» Given problem
Of the lines in the entries, how many hold the word "arrival"? Give that number alone.

----- Materials provided

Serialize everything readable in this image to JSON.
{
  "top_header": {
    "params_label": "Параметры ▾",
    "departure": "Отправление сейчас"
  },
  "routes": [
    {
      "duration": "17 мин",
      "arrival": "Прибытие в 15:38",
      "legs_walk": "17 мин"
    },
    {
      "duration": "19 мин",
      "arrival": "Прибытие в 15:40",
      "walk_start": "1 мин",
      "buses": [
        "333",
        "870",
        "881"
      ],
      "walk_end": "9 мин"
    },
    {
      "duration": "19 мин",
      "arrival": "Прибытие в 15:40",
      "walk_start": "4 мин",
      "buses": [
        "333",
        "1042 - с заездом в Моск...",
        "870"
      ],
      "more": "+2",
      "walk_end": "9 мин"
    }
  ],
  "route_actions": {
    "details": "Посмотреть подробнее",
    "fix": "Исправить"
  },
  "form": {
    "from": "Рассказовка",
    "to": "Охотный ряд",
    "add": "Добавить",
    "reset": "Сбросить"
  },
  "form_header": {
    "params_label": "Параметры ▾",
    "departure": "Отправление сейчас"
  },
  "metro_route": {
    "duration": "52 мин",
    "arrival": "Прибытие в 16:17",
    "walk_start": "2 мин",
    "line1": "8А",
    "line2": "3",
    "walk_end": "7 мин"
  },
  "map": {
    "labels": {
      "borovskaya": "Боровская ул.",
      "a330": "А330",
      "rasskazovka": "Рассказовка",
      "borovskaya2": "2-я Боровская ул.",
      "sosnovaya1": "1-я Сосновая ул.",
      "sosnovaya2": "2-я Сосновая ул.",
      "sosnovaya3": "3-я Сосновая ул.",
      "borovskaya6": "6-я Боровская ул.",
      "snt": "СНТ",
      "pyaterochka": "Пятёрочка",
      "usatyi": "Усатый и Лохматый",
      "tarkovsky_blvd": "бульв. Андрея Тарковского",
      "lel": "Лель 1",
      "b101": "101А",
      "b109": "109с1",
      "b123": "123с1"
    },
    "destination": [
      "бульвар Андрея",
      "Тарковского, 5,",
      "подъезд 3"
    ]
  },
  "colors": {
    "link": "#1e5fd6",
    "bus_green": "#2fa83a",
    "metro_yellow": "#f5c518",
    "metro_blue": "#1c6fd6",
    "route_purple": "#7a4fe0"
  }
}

----------

» Response
4